Rename "y-tick-label" to "y-axis-tick-label" in the records, covering the part that opens with the first line and closes with the line containing "data-point (353, 600, 362, 610)". Leave everything else unchanged.

>> BEGIN Source records

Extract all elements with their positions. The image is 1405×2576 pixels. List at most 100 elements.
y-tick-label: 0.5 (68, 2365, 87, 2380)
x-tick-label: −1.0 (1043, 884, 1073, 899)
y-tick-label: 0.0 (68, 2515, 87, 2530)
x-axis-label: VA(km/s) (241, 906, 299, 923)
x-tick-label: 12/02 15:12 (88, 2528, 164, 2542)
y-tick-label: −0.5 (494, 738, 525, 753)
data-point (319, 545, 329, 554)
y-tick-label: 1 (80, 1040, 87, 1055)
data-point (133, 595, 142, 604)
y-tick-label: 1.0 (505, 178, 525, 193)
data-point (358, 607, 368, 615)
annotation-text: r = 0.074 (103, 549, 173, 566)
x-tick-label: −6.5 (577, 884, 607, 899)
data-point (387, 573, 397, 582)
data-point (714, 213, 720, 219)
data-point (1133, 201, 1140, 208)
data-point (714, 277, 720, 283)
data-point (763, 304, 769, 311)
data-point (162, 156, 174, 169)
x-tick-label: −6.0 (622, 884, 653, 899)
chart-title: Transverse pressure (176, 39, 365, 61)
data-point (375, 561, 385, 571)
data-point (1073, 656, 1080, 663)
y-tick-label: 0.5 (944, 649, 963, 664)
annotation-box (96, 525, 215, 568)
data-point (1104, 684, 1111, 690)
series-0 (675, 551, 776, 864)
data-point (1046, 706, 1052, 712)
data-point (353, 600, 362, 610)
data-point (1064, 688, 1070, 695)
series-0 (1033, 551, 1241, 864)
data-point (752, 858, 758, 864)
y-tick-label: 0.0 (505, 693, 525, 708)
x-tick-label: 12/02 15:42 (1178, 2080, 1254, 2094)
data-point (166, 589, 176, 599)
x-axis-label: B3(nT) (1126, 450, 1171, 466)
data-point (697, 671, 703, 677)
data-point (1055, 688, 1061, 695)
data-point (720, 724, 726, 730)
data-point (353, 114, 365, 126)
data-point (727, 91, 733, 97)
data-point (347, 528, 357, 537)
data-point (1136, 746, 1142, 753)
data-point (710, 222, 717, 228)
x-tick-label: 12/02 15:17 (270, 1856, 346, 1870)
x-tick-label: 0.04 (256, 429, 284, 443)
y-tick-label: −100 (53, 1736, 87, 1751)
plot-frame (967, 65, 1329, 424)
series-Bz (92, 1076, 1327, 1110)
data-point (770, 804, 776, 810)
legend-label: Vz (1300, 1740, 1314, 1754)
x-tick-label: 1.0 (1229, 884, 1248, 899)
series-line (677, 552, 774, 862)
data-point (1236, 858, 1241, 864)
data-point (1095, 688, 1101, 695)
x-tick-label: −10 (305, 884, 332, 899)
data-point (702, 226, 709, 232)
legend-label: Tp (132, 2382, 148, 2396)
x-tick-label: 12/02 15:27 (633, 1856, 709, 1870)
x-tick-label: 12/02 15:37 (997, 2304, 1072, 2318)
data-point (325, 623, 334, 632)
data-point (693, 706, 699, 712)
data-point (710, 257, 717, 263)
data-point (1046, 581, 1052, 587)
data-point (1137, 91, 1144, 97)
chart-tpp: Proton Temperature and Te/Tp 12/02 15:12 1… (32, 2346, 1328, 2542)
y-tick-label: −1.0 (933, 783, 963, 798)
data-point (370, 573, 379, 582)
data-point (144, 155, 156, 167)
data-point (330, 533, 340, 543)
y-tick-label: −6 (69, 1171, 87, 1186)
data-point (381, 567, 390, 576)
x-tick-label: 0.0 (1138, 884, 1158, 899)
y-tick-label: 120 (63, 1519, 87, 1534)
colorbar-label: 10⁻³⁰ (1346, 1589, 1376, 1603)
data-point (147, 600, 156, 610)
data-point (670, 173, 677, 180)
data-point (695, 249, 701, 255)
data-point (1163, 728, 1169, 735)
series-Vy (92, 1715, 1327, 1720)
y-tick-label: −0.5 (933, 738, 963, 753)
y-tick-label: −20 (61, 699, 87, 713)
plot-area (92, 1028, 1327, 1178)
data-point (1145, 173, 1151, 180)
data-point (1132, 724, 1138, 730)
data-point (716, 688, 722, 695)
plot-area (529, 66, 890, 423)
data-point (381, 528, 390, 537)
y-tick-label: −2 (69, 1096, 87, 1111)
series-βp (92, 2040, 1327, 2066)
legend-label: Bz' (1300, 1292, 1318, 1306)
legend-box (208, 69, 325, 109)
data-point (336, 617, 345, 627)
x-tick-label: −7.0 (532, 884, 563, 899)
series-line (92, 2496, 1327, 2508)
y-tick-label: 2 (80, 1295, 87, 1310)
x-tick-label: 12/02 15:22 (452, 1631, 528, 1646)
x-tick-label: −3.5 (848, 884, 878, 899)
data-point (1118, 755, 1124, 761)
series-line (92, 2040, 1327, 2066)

>> END Source records

- _Finished task_
Extract all elements with their positions. The image is 1405×2576 pixels. List at most 100 elements.
y-axis-tick-label: 0.5 (68, 2365, 87, 2380)
x-tick-label: −1.0 (1043, 884, 1073, 899)
y-axis-tick-label: 0.0 (68, 2515, 87, 2530)
x-axis-label: VA(km/s) (241, 906, 299, 923)
x-tick-label: 12/02 15:12 (88, 2528, 164, 2542)
y-axis-tick-label: −0.5 (494, 738, 525, 753)
data-point (319, 545, 329, 554)
y-axis-tick-label: 1 (80, 1040, 87, 1055)
data-point (133, 595, 142, 604)
y-axis-tick-label: 1.0 (505, 178, 525, 193)
data-point (358, 607, 368, 615)
annotation-text: r = 0.074 (103, 549, 173, 566)
x-tick-label: −6.5 (577, 884, 607, 899)
data-point (387, 573, 397, 582)
data-point (714, 213, 720, 219)
data-point (1133, 201, 1140, 208)
data-point (714, 277, 720, 283)
data-point (763, 304, 769, 311)
data-point (162, 156, 174, 169)
x-tick-label: −6.0 (622, 884, 653, 899)
chart-title: Transverse pressure (176, 39, 365, 61)
data-point (375, 561, 385, 571)
data-point (1073, 656, 1080, 663)
y-axis-tick-label: 0.5 (944, 649, 963, 664)
annotation-box (96, 525, 215, 568)
data-point (1104, 684, 1111, 690)
series-0 (675, 551, 776, 864)
data-point (1046, 706, 1052, 712)
data-point (353, 600, 362, 610)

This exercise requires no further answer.